■ **EXERCISE DETAILS**
Each line that includes "közzé" counts once; give the total and nothing besides.

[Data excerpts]
^^^^^^^^

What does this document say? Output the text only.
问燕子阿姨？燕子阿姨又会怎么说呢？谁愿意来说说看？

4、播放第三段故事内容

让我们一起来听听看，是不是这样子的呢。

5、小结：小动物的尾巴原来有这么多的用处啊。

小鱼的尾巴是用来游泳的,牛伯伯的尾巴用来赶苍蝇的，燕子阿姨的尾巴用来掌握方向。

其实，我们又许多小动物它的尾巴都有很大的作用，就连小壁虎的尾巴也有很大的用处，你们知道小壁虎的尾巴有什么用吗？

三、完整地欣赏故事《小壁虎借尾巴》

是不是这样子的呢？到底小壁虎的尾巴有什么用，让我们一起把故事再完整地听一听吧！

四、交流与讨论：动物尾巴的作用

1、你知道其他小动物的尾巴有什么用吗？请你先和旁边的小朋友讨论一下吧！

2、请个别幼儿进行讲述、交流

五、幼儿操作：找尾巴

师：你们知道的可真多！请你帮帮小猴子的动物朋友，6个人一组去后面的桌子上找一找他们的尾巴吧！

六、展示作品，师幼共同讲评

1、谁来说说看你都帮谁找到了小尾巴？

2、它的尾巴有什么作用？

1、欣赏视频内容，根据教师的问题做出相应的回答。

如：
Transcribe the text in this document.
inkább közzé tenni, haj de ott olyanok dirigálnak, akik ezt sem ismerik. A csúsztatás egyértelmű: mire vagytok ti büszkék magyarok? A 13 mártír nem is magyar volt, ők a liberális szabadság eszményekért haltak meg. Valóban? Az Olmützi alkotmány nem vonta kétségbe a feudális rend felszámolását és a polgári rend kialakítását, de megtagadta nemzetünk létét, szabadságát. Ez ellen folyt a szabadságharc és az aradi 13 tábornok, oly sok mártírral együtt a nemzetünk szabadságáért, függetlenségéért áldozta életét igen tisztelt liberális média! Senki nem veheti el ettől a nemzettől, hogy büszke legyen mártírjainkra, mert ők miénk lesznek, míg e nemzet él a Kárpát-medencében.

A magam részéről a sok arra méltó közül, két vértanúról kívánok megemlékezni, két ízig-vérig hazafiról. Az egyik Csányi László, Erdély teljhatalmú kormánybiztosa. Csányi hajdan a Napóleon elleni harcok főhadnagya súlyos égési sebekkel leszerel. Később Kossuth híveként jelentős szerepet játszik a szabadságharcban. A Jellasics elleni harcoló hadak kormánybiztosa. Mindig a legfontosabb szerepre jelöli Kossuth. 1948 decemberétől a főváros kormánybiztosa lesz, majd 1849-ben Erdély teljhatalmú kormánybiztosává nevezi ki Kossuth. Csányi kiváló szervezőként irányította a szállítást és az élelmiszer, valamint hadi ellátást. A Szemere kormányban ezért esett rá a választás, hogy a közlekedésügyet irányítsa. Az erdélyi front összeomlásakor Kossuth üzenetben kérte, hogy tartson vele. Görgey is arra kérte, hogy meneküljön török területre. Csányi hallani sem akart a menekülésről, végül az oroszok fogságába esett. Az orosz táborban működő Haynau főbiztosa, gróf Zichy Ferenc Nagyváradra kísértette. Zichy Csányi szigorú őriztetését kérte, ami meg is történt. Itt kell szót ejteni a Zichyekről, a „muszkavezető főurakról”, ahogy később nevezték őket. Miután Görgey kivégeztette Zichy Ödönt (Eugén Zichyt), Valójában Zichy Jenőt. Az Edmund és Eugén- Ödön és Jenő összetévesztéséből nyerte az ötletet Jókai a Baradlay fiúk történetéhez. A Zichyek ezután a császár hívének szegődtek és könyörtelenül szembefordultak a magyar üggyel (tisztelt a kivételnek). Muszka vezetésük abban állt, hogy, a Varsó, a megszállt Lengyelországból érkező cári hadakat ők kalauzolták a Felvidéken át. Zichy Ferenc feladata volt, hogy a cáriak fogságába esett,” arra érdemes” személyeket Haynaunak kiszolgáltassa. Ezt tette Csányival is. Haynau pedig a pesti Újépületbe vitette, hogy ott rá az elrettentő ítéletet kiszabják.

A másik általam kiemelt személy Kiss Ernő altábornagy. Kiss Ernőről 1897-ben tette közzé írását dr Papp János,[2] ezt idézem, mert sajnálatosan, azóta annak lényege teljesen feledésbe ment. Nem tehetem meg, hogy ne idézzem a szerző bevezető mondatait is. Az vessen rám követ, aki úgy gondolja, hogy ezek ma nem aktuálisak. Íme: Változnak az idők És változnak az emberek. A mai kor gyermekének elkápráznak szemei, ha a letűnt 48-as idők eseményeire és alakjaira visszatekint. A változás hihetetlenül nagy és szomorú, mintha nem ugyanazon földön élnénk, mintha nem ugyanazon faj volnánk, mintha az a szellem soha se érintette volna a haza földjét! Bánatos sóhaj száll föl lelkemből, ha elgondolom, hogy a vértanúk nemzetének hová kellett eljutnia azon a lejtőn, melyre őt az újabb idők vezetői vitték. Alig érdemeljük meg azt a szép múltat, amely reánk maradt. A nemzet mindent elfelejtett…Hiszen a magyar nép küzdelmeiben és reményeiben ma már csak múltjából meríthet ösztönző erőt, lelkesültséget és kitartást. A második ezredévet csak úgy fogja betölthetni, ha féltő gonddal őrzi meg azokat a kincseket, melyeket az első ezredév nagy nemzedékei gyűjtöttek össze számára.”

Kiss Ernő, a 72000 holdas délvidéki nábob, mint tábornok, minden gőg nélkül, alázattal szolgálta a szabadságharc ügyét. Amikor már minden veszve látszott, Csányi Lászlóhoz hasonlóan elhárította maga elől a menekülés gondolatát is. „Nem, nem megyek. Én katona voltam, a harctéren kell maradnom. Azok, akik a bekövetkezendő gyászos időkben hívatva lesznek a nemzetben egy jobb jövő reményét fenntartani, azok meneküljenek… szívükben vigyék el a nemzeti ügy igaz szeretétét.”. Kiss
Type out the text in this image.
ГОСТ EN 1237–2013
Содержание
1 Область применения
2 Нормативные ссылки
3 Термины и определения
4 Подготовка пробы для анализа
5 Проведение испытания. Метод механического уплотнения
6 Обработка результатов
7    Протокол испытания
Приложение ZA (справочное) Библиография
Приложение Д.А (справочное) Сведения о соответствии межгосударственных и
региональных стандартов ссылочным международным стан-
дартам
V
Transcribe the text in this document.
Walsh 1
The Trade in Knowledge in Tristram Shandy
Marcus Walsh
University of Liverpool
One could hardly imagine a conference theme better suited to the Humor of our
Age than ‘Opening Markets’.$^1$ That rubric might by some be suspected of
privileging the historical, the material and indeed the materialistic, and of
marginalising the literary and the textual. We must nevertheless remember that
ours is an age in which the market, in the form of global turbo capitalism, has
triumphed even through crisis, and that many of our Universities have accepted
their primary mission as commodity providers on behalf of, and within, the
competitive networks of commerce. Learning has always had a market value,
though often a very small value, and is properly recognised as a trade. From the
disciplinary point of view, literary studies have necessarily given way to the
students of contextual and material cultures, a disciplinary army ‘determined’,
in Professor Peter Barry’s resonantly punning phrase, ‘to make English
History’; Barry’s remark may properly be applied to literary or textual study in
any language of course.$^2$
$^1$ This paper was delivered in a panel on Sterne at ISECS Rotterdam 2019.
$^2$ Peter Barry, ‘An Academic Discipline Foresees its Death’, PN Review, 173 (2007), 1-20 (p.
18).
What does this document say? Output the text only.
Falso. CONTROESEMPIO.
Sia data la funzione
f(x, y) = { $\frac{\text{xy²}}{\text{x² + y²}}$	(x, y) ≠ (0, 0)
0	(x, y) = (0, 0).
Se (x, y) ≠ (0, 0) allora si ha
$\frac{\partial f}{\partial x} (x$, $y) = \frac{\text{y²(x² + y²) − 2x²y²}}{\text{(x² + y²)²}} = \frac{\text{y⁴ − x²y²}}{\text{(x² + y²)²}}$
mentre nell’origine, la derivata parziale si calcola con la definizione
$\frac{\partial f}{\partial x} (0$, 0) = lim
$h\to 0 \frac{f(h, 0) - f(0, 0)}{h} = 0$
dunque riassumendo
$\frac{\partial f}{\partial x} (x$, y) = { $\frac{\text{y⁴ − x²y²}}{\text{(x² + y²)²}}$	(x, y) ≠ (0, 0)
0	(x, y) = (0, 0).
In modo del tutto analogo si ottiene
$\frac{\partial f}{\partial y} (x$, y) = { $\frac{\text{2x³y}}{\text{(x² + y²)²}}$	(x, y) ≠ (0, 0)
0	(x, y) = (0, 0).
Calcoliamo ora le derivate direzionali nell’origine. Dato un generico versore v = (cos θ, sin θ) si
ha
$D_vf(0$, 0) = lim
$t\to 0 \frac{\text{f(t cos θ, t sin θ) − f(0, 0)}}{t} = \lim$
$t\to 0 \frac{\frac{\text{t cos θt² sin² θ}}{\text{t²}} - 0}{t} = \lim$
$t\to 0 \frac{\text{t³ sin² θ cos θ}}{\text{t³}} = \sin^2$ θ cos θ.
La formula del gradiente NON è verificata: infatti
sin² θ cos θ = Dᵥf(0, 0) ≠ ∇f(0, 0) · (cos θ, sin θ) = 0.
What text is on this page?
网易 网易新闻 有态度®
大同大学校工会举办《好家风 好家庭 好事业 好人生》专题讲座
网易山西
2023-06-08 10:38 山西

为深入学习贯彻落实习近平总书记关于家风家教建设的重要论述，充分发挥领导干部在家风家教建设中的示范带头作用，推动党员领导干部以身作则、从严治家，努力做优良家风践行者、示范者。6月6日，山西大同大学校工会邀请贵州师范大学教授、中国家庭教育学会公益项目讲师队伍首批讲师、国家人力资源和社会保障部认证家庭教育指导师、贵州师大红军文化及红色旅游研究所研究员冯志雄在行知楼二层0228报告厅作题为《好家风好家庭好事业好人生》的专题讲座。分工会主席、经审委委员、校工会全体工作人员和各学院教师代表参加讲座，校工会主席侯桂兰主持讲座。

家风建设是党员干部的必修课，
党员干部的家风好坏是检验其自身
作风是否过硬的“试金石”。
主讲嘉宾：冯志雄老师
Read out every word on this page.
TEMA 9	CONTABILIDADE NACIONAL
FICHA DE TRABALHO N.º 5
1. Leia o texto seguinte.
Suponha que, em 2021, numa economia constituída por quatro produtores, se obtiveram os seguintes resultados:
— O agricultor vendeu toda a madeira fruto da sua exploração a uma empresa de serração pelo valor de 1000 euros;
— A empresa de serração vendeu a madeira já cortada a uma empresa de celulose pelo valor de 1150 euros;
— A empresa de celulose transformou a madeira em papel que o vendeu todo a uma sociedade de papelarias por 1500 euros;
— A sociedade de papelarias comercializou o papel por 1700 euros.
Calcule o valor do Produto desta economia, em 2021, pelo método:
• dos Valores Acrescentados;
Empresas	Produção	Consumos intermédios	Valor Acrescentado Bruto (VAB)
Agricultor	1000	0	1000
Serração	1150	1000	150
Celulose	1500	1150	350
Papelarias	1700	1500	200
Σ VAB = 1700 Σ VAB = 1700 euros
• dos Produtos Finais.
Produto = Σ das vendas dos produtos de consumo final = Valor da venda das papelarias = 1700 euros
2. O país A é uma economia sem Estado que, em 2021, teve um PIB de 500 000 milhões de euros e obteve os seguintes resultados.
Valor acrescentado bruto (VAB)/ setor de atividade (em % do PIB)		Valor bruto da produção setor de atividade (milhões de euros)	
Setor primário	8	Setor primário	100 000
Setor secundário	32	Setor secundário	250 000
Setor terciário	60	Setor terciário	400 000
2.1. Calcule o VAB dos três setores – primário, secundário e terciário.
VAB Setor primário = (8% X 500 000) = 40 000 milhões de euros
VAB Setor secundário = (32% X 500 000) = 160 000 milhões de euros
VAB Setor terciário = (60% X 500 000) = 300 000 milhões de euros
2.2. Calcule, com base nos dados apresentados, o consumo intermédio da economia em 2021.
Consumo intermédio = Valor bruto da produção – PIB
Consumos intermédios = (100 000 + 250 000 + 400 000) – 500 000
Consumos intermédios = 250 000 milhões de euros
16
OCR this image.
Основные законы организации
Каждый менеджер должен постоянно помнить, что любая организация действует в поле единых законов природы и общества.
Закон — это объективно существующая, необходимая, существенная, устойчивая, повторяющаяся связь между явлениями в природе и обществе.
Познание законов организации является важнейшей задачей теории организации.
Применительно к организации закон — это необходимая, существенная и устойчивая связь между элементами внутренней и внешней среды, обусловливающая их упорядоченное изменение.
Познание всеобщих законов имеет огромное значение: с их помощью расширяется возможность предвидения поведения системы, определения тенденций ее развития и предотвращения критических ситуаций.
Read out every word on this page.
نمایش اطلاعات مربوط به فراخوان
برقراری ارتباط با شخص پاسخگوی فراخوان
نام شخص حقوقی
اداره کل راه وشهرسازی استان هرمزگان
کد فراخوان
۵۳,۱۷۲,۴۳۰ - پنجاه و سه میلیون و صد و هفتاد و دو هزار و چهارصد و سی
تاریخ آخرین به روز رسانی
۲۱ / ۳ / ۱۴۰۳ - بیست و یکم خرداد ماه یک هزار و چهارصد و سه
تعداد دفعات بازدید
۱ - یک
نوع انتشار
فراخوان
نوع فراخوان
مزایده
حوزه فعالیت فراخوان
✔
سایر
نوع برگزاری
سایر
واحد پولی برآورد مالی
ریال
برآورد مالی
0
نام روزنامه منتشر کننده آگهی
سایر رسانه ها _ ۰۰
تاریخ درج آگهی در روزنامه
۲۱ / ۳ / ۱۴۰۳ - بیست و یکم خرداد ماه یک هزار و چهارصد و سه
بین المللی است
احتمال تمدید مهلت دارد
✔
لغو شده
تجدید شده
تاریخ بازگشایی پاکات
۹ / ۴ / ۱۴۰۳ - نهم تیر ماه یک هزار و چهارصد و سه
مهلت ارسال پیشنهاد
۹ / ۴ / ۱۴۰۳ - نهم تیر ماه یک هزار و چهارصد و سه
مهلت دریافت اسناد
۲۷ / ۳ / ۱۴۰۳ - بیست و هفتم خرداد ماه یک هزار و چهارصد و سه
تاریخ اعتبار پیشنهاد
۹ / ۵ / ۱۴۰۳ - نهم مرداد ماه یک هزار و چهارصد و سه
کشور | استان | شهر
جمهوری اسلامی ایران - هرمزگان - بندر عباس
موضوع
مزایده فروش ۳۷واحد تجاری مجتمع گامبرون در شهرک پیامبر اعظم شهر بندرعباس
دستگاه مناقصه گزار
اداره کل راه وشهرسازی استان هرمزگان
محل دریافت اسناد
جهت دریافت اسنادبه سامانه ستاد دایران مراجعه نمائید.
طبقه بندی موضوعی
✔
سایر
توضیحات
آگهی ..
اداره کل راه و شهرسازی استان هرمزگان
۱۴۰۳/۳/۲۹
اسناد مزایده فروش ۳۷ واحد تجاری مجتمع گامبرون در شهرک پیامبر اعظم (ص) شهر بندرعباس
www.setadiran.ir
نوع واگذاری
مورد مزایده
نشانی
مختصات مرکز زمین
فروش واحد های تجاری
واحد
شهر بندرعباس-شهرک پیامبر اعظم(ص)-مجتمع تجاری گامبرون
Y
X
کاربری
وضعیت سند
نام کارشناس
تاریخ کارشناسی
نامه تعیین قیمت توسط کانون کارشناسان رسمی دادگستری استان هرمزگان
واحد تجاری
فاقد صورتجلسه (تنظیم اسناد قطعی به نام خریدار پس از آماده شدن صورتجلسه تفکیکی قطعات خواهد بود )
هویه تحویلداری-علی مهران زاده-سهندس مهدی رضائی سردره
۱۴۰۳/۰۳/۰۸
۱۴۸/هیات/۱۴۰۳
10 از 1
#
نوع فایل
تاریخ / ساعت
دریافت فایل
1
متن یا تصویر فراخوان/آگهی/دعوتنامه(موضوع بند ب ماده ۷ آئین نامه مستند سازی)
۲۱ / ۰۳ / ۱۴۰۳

^^^^^^^^

■ **EXERCISE OUTPUT**
2